* START Raw records *

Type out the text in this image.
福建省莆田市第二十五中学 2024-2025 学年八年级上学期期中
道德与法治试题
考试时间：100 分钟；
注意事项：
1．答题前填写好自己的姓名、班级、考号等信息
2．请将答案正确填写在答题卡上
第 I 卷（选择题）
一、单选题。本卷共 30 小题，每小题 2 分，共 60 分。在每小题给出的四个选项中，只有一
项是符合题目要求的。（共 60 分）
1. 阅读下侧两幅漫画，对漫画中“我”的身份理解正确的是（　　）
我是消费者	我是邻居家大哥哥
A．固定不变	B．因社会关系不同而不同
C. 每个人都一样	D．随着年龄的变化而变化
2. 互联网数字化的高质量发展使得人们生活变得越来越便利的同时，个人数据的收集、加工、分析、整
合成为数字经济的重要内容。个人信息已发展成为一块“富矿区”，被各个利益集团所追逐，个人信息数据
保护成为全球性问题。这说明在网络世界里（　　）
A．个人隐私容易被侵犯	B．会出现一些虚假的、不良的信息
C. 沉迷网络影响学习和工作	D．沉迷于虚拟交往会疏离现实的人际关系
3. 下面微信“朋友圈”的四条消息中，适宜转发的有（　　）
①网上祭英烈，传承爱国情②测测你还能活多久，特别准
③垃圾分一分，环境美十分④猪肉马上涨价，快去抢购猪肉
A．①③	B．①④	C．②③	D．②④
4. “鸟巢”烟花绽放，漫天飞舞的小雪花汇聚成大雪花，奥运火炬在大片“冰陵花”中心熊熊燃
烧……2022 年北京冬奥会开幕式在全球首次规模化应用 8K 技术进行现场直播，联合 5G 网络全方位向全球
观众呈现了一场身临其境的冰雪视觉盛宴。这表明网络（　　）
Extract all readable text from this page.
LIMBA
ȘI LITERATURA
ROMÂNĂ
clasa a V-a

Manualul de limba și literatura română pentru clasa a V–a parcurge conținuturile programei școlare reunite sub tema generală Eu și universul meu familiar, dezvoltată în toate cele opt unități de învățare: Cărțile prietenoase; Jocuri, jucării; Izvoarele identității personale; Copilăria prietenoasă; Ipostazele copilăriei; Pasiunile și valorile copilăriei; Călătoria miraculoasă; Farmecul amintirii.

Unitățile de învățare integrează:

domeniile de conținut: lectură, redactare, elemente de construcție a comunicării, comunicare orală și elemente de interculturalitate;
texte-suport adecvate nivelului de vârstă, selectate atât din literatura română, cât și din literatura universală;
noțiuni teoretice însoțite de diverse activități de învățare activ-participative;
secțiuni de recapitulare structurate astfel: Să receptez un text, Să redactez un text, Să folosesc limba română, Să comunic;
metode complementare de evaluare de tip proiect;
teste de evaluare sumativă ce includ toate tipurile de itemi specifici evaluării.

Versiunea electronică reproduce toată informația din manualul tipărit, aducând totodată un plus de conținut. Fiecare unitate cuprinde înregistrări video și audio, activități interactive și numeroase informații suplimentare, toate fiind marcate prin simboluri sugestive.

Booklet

* END Raw records *

Retype the whole listing above exactly.

→ Answer in full
Type out the text in this image.
福建省莆田市第二十五中学 2024-2025 学年八年级上学期期中
道德与法治试题
考试时间：100 分钟；
注意事项：
1．答题前填写好自己的姓名、班级、考号等信息
2．请将答案正确填写在答题卡上
第 I 卷（选择题）
一、单选题。本卷共 30 小题，每小题 2 分，共 60 分。在每小题给出的四个选项中，只有一
项是符合题目要求的。（共 60 分）
1. 阅读下侧两幅漫画，对漫画中“我”的身份理解正确的是（　　）
我是消费者	我是邻居家大哥哥
A．固定不变	B．因社会关系不同而不同
C. 每个人都一样	D．随着年龄的变化而变化
2. 互联网数字化的高质量发展使得人们生活变得越来越便利的同时，个人数据的收集、加工、分析、整
合成为数字经济的重要内容。个人信息已发展成为一块“富矿区”，被各个利益集团所追逐，个人信息数据
保护成为全球性问题。这说明在网络世界里（　　）
A．个人隐私容易被侵犯	B．会出现一些虚假的、不良的信息
C. 沉迷网络影响学习和工作	D．沉迷于虚拟交往会疏离现实的人际关系
3. 下面微信“朋友圈”的四条消息中，适宜转发的有（　　）
①网上祭英烈，传承爱国情②测测你还能活多久，特别准
③垃圾分一分，环境美十分④猪肉马上涨价，快去抢购猪肉
A．①③	B．①④	C．②③	D．②④
4. “鸟巢”烟花绽放，漫天飞舞的小雪花汇聚成大雪花，奥运火炬在大片“冰陵花”中心熊熊燃
烧……2022 年北京冬奥会开幕式在全球首次规模化应用 8K 技术进行现场直播，联合 5G 网络全方位向全球
观众呈现了一场身临其境的冰雪视觉盛宴。这表明网络（　　）
Extract all readable text from this page.
LIMBA
ȘI LITERATURA
ROMÂNĂ
clasa a V-a

Manualul de limba și literatura română pentru clasa a V–a parcurge conținuturile programei școlare reunite sub tema generală Eu și universul meu familiar, dezvoltată în toate cele opt unități de învățare: Cărțile prietenoase; Jocuri, jucării; Izvoarele identității personale; Copilăria prietenoasă; Ipostazele copilăriei; Pasiunile și valorile copilăriei; Călătoria miraculoasă; Farmecul amintirii.

Unitățile de învățare integrează:

domeniile de conținut: lectură, redactare, elemente de construcție a comunicării, comunicare orală și elemente de interculturalitate;
texte-suport adecvate nivelului de vârstă, selectate atât din literatura română, cât și din literatura universală;
noțiuni teoretice însoțite de diverse activități de învățare activ-participative;
secțiuni de recapitulare structurate astfel: Să receptez un text, Să redactez un text, Să folosesc limba română, Să comunic;
metode complementare de evaluare de tip proiect;
teste de evaluare sumativă ce includ toate tipurile de itemi specifici evaluării.

Versiunea electronică reproduce toată informația din manualul tipărit, aducând totodată un plus de conținut. Fiecare unitate cuprinde înregistrări video și audio, activități interactive și numeroase informații suplimentare, toate fiind marcate prin simboluri sugestive.

Booklet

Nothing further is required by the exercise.